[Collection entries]
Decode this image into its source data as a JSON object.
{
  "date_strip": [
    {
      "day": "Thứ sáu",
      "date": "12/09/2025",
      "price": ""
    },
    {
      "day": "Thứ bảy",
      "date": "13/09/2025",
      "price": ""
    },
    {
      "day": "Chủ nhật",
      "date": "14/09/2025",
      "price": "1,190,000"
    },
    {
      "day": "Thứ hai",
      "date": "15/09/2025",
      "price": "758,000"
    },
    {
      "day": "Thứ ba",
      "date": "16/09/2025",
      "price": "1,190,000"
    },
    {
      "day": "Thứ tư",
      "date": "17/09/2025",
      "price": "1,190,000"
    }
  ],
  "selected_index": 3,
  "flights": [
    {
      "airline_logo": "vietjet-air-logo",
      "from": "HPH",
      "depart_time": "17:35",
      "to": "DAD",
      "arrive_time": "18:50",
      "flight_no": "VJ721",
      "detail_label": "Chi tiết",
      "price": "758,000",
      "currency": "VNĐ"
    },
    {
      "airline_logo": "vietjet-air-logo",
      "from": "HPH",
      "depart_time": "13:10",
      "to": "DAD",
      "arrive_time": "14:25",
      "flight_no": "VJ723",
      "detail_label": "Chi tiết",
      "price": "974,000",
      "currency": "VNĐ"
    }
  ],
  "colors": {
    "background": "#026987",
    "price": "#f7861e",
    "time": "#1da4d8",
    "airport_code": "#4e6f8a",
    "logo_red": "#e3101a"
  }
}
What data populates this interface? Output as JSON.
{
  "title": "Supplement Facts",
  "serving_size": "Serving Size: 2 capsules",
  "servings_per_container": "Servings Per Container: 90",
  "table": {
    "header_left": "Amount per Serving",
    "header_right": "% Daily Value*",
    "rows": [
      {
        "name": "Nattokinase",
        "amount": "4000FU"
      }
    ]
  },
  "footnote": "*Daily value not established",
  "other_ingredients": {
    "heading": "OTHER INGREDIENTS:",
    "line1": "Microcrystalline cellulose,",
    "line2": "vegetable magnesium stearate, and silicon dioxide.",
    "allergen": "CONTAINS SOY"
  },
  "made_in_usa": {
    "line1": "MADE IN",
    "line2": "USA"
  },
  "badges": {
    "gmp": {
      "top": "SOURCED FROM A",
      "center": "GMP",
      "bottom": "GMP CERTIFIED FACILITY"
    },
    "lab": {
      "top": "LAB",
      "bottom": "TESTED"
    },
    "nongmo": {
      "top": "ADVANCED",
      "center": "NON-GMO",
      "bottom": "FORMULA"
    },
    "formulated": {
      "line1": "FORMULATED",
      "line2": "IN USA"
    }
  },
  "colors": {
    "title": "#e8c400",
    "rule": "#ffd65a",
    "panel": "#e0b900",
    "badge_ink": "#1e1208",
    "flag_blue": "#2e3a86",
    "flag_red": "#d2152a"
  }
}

» YOUR INSTRUCTIONS
Reproduce exactly the lines from the one containing "What data populates" through the last line of the records above, including both, and nothing else.

» RESULT
What data populates this interface? Output as JSON.
{
  "title": "Supplement Facts",
  "serving_size": "Serving Size: 2 capsules",
  "servings_per_container": "Servings Per Container: 90",
  "table": {
    "header_left": "Amount per Serving",
    "header_right": "% Daily Value*",
    "rows": [
      {
        "name": "Nattokinase",
        "amount": "4000FU"
      }
    ]
  },
  "footnote": "*Daily value not established",
  "other_ingredients": {
    "heading": "OTHER INGREDIENTS:",
    "line1": "Microcrystalline cellulose,",
    "line2": "vegetable magnesium stearate, and silicon dioxide.",
    "allergen": "CONTAINS SOY"
  },
  "made_in_usa": {
    "line1": "MADE IN",
    "line2": "USA"
  },
  "badges": {
    "gmp": {
      "top": "SOURCED FROM A",
      "center": "GMP",
      "bottom": "GMP CERTIFIED FACILITY"
    },
    "lab": {
      "top": "LAB",
      "bottom": "TESTED"
    },
    "nongmo": {
      "top": "ADVANCED",
      "center": "NON-GMO",
      "bottom": "FORMULA"
    },
    "formulated": {
      "line1": "FORMULATED",
      "line2": "IN USA"
    }
  },
  "colors": {
    "title": "#e8c400",
    "rule": "#ffd65a",
    "panel": "#e0b900",
    "badge_ink": "#1e1208",
    "flag_blue": "#2e3a86",
    "flag_red": "#d2152a"
  }
}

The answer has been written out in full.